[TASK DETAILS] For every line in the records that has the word "Kalgoorlie", make a copy.

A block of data
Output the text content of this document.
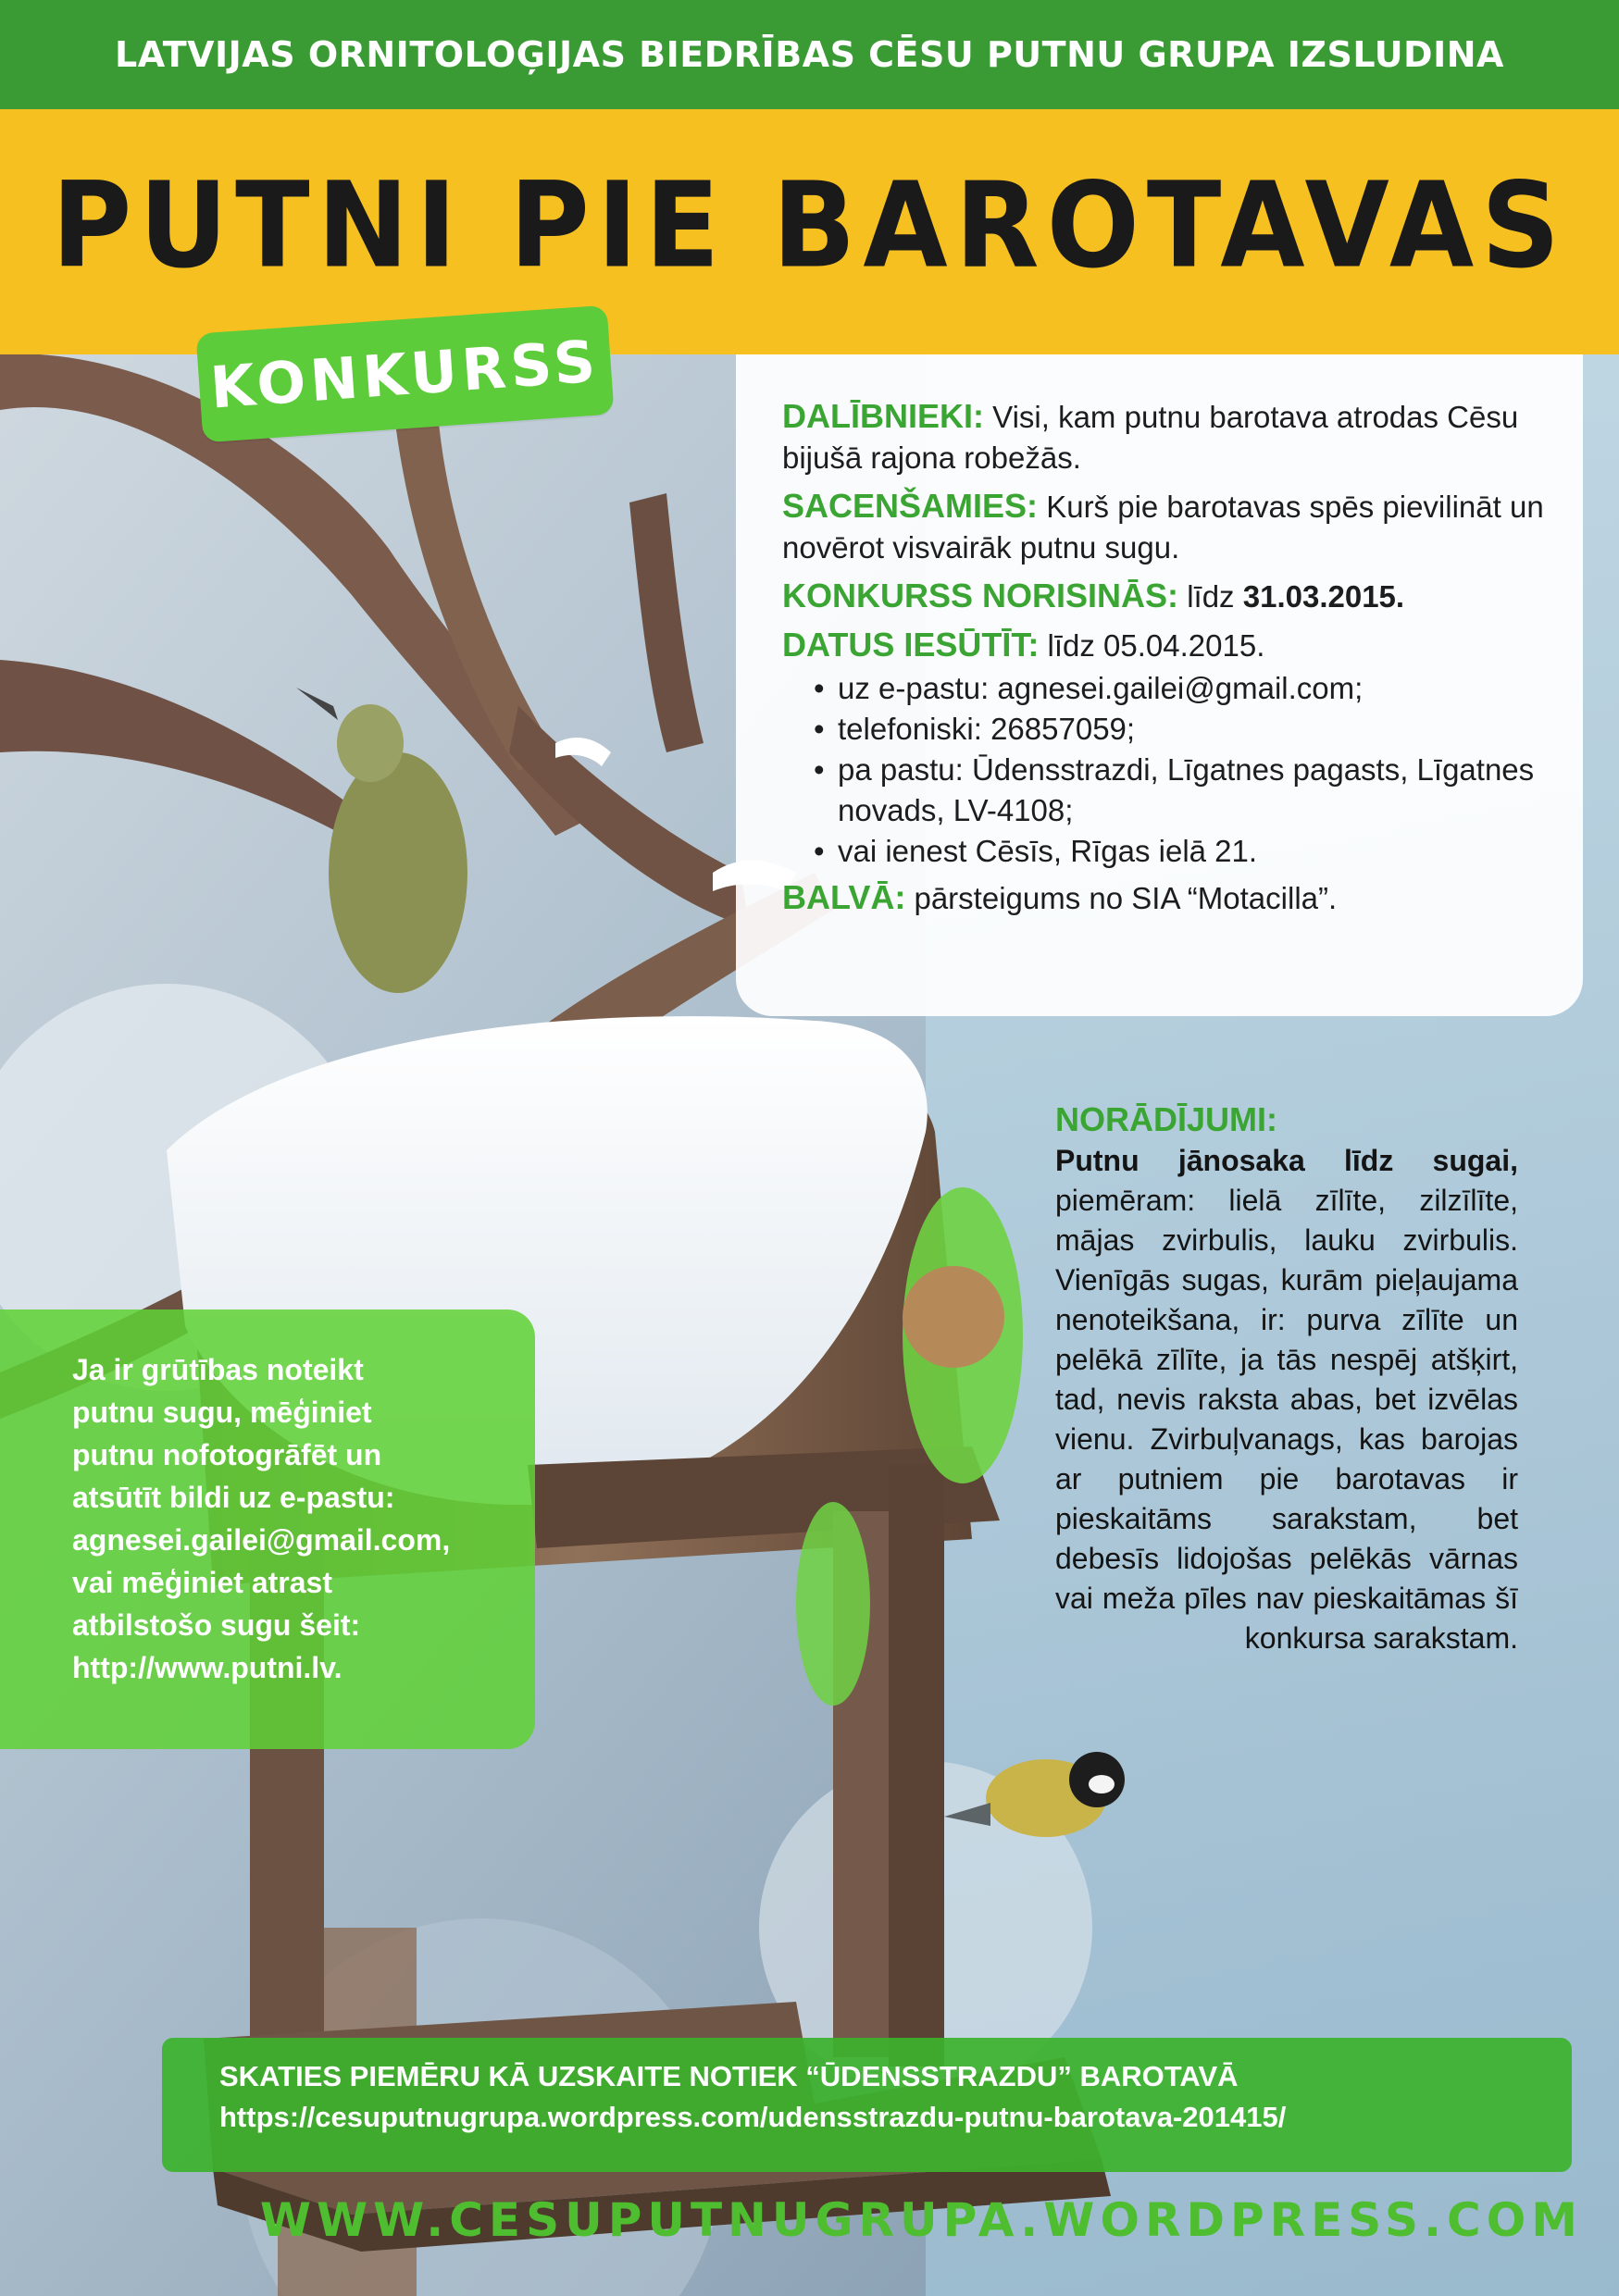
LATVIJAS ORNITOLOĢIJAS BIEDRĪBAS CĒSU PUTNU GRUPA IZSLUDINA
PUTNI PIE BAROTAVAS
KONKURSS	DALĪBNIEKI: Visi, kam putnu barotava atrodas Cēsu bijušā rajona robežās.

SACENŠAMIES: Kurš pie barotavas spēs pievilināt un novērot visvairāk putnu sugu.

KONKURSS NORISINĀS: līdz 31.03.2015.

DATUS IESŪTĪT: līdz 05.04.2015.

• uz e-pastu: agnesei.gailei@gmail.com;
• telefoniski: 26857059;
• pa pastu: Ūdensstrazdi, Līgatnes pagasts, Līgatnes novads, LV-4108;
• vai ienest Cēsīs, Rīgas ielā 21.

BALVĀ: pārsteigums no SIA “Motacilla”.

NORĀDĪJUMI:
Putnu jānosaka līdz sugai, piemēram: lielā zīlīte, zilzīlīte, mājas zvirbulis, lauku zvirbulis. Vienīgās sugas, kurām pieļaujama nenoteikšana, ir: purva zīlīte un pelēkā zīlīte, ja tās nespēj atšķirt, tad, nevis raksta abas, bet izvēlas vienu. Zvirbuļvanags, kas barojas ar putniem pie barotavas ir pieskaitāms sarakstam, bet debesīs lidojošas pelēkās vārnas vai meža pīles nav pieskaitāmas šī konkursa sarakstam.
Ja ir grūtības noteikt
putnu sugu, mēģiniet
putnu nofotogrāfēt un
atsūtīt bildi uz e-pastu:
agnesei.gailei@gmail.com,
vai mēģiniet atrast
atbilstošo sugu šeit:
http://www.putni.lv.
SKATIES PIEMĒRU KĀ UZSKAITE NOTIEK “ŪDENSSTRAZDU” BAROTAVĀ
https://cesuputnugrupa.wordpress.com/udensstrazdu-putnu-barotava-201415/
WWW.CESUPUTNUGRUPA.WORDPRESS.COM
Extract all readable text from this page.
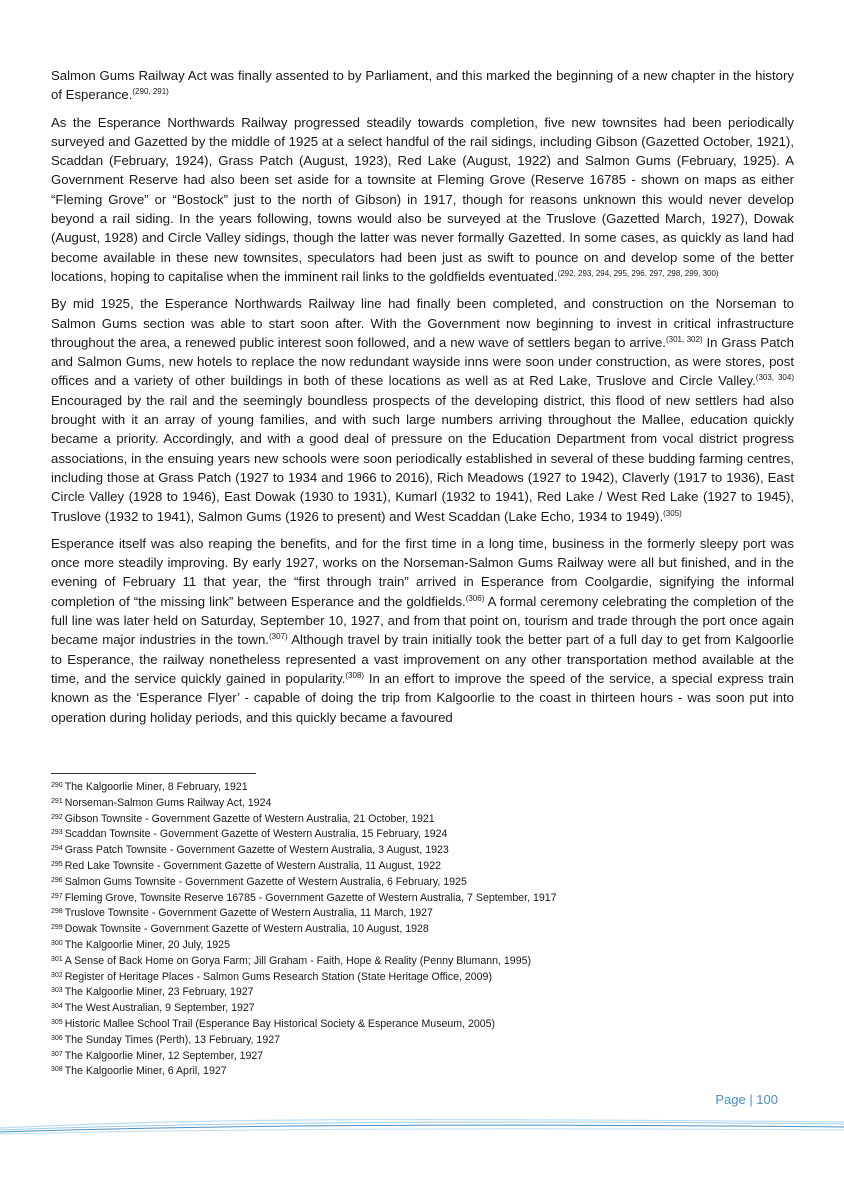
Salmon Gums Railway Act was finally assented to by Parliament, and this marked the beginning of a new chapter in the history of Esperance.$^{(290, 291)}$

As the Esperance Northwards Railway progressed steadily towards completion, five new townsites had been periodically surveyed and Gazetted by the middle of 1925 at a select handful of the rail sidings, including Gibson (Gazetted October, 1921), Scaddan (February, 1924), Grass Patch (August, 1923), Red Lake (August, 1922) and Salmon Gums (February, 1925). A Government Reserve had also been set aside for a townsite at Fleming Grove (Reserve 16785 - shown on maps as either “Fleming Grove” or “Bostock” just to the north of Gibson) in 1917, though for reasons unknown this would never develop beyond a rail siding. In the years following, towns would also be surveyed at the Truslove (Gazetted March, 1927), Dowak (August, 1928) and Circle Valley sidings, though the latter was never formally Gazetted. In some cases, as quickly as land had become available in these new townsites, speculators had been just as swift to pounce on and develop some of the better locations, hoping to capitalise when the imminent rail links to the goldfields eventuated.$^{(292, 293, 294, 295, 296, 297, 298, 299, 300)}$

By mid 1925, the Esperance Northwards Railway line had finally been completed, and construction on the Norseman to Salmon Gums section was able to start soon after. With the Government now beginning to invest in critical infrastructure throughout the area, a renewed public interest soon followed, and a new wave of settlers began to arrive.$^{(301, 302)}$ In Grass Patch and Salmon Gums, new hotels to replace the now redundant wayside inns were soon under construction, as were stores, post offices and a variety of other buildings in both of these locations as well as at Red Lake, Truslove and Circle Valley.$^{(303, 304)}$ Encouraged by the rail and the seemingly boundless prospects of the developing district, this flood of new settlers had also brought with it an array of young families, and with such large numbers arriving throughout the Mallee, education quickly became a priority. Accordingly, and with a good deal of pressure on the Education Department from vocal district progress associations, in the ensuing years new schools were soon periodically established in several of these budding farming centres, including those at Grass Patch (1927 to 1934 and 1966 to 2016), Rich Meadows (1927 to 1942), Claverly (1917 to 1936), East Circle Valley (1928 to 1946), East Dowak (1930 to 1931), Kumarl (1932 to 1941), Red Lake / West Red Lake (1927 to 1945), Truslove (1932 to 1941), Salmon Gums (1926 to present) and West Scaddan (Lake Echo, 1934 to 1949).$^{(305)}$

Esperance itself was also reaping the benefits, and for the first time in a long time, business in the formerly sleepy port was once more steadily improving. By early 1927, works on the Norseman-Salmon Gums Railway were all but finished, and in the evening of February 11 that year, the “first through train” arrived in Esperance from Coolgardie, signifying the informal completion of “the missing link” between Esperance and the goldfields.$^{(306)}$ A formal ceremony celebrating the completion of the full line was later held on Saturday, September 10, 1927, and from that point on, tourism and trade through the port once again became major industries in the town.$^{(307)}$ Although travel by train initially took the better part of a full day to get from Kalgoorlie to Esperance, the railway nonetheless represented a vast improvement on any other transportation method available at the time, and the service quickly gained in popularity.$^{(308)}$ In an effort to improve the speed of the service, a special express train known as the ‘Esperance Flyer’ - capable of doing the trip from Kalgoorlie to the coast in thirteen hours - was soon put into operation during holiday periods, and this quickly became a favoured

$^{290}$ The Kalgoorlie Miner, 8 February, 1921
$^{291}$ Norseman-Salmon Gums Railway Act, 1924
$^{292}$ Gibson Townsite - Government Gazette of Western Australia, 21 October, 1921
$^{293}$ Scaddan Townsite - Government Gazette of Western Australia, 15 February, 1924
$^{294}$ Grass Patch Townsite - Government Gazette of Western Australia, 3 August, 1923
$^{295}$ Red Lake Townsite - Government Gazette of Western Australia, 11 August, 1922
$^{296}$ Salmon Gums Townsite - Government Gazette of Western Australia, 6 February, 1925
$^{297}$ Fleming Grove, Townsite Reserve 16785 - Government Gazette of Western Australia, 7 September, 1917
$^{298}$ Truslove Townsite - Government Gazette of Western Australia, 11 March, 1927
$^{299}$ Dowak Townsite - Government Gazette of Western Australia, 10 August, 1928
$^{300}$ The Kalgoorlie Miner, 20 July, 1925
$^{301}$ A Sense of Back Home on Gorya Farm; Jill Graham - Faith, Hope & Reality (Penny Blumann, 1995)
$^{302}$ Register of Heritage Places - Salmon Gums Research Station (State Heritage Office, 2009)
$^{303}$ The Kalgoorlie Miner, 23 February, 1927
$^{304}$ The West Australian, 9 September, 1927
$^{305}$ Historic Mallee School Trail (Esperance Bay Historical Society & Esperance Museum, 2005)
$^{306}$ The Sunday Times (Perth), 13 February, 1927
$^{307}$ The Kalgoorlie Miner, 12 September, 1927
$^{308}$ The Kalgoorlie Miner, 6 April, 1927
Page | 100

[CORRECT OUTPUT]
Esperance itself was also reaping the benefits, and for the first time in a long time, business in the formerly sleepy port was once more steadily improving. By early 1927, works on the Norseman-Salmon Gums Railway were all but finished, and in the evening of February 11 that year, the “first through train” arrived in Esperance from Coolgardie, signifying the informal completion of “the missing link” between Esperance and the goldfields.$^{(306)}$ A formal ceremony celebrating the completion of the full line was later held on Saturday, September 10, 1927, and from that point on, tourism and trade through the port once again became major industries in the town.$^{(307)}$ Although travel by train initially took the better part of a full day to get from Kalgoorlie to Esperance, the railway nonetheless represented a vast improvement on any other transportation method available at the time, and the service quickly gained in popularity.$^{(308)}$ In an effort to improve the speed of the service, a special express train known as the ‘Esperance Flyer’ - capable of doing the trip from Kalgoorlie to the coast in thirteen hours - was soon put into operation during holiday periods, and this quickly became a favoured
$^{290}$ The Kalgoorlie Miner, 8 February, 1921
$^{300}$ The Kalgoorlie Miner, 20 July, 1925
$^{303}$ The Kalgoorlie Miner, 23 February, 1927
$^{307}$ The Kalgoorlie Miner, 12 September, 1927
$^{308}$ The Kalgoorlie Miner, 6 April, 1927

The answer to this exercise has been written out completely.